Activity
Rewrite the article on outdated websites, starting with "Here are four" and going on through "your website finely-tuned.", with "metric" replaced by "measure".

Page text
☆ ☆ ☆ ☆ ☆

Four Major Red Flags That Your Website Is Dangerously Out of Date
“Set it and forget it” can apply to many things, but not your website. As an extension of your business, your website is often the first impression you make on a potential client. Prospects and clients expect you to have a functioning, aesthetically pleasing, and secure website. If your prospects find your website to be outmoded, difficult to use, and filled with errors, they may well come away thinking that your business is behind the times, not customer-friendly, and error-prone.
Here are four major red flags that are immediate turn-offs, discouraging engagement, turning away prospects, and costing you money. If your organization’s website shows any of these signs, you may want to consider an upgrade:
1. Your website “takes forever” to load
The speed at which your website loads is an incredibly important, yet too often overlooked, metric. The truth is, people will leave a website if pages are too slow to load.
Some of the most common reasons for a slow site are out-of-date themes, large/uncompressed photos, bulky plugins, saturated content, or even malware. At the end of the day, speed kills conversions, making it of critical importance to keep the backend of your website finely-tuned.

☆ ☆ ☆ ☆ ☆

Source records
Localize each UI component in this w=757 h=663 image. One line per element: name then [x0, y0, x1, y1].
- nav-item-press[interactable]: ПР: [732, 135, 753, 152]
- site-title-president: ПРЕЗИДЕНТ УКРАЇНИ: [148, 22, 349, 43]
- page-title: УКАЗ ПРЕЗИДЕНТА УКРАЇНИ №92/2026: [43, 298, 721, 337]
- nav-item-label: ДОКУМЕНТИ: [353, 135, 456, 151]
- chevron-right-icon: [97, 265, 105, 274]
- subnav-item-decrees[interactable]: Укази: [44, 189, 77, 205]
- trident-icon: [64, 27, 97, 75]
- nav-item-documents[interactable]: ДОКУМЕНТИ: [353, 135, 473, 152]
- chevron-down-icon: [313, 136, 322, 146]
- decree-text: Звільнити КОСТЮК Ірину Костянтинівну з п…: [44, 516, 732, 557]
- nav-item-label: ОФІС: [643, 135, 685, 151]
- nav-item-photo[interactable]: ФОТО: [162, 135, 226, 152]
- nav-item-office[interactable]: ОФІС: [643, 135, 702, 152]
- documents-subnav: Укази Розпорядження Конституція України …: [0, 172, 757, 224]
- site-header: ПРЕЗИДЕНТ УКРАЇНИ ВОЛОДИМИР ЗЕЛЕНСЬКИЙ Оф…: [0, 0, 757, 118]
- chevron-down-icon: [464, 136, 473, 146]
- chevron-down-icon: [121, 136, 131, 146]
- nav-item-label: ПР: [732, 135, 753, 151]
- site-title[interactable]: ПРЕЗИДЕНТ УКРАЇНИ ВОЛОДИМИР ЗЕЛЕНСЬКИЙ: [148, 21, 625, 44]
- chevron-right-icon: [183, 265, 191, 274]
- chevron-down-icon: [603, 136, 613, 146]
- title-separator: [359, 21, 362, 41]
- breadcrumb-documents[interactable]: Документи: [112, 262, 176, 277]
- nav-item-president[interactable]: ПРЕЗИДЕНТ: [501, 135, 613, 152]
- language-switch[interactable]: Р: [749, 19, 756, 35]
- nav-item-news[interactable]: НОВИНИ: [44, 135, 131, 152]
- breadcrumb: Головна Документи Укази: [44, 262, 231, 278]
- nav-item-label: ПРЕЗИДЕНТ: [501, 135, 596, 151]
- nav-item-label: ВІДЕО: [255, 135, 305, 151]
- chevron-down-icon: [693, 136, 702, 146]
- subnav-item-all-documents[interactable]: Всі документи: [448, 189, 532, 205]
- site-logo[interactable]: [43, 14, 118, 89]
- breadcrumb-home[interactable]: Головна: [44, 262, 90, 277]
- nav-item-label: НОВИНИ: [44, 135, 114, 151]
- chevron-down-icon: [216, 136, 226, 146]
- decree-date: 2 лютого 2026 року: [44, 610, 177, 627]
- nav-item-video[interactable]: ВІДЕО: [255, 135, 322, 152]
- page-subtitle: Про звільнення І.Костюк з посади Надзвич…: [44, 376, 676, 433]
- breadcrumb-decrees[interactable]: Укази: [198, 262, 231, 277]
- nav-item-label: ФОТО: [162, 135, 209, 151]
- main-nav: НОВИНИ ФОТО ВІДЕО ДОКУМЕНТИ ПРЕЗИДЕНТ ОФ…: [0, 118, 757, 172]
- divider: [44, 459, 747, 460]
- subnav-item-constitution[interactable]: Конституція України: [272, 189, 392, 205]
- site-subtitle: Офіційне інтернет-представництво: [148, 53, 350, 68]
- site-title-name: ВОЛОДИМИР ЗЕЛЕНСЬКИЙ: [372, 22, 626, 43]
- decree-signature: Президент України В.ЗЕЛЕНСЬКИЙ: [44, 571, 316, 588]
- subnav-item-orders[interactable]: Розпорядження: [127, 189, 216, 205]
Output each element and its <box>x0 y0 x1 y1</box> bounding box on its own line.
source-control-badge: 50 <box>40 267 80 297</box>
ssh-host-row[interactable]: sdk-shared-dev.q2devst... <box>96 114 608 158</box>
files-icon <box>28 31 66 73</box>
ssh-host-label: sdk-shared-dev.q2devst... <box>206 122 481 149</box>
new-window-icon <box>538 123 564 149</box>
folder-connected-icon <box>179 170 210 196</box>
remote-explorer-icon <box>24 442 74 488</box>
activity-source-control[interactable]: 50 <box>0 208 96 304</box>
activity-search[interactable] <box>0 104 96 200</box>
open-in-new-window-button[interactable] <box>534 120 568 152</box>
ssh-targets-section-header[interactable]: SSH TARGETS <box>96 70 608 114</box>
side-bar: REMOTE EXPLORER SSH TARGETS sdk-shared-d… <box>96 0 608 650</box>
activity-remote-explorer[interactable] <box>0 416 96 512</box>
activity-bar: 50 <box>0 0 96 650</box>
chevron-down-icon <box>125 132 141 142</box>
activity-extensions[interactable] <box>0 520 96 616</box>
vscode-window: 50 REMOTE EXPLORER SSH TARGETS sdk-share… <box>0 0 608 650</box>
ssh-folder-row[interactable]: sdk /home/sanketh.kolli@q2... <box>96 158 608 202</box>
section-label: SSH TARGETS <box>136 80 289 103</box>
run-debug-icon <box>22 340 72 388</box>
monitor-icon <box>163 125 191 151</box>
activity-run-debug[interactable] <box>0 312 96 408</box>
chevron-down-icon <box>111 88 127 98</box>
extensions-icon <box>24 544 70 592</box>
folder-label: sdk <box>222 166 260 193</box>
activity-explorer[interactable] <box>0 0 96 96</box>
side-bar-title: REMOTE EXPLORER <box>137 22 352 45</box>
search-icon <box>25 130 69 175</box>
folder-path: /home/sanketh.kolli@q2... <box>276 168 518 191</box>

☆ ☆ ☆ ☆ ☆

The completed task
Here are four major red flags that are immediate turn-offs, discouraging engagement, turning away prospects, and costing you money. If your organization’s website shows any of these signs, you may want to consider an upgrade:
1. Your website “takes forever” to load
The speed at which your website loads is an incredibly important, yet too often overlooked, measure. The truth is, people will leave a website if pages are too slow to load.
Some of the most common reasons for a slow site are out-of-date themes, large/uncompressed photos, bulky plugins, saturated content, or even malware. At the end of the day, speed kills conversions, making it of critical importance to keep the backend of your website finely-tuned.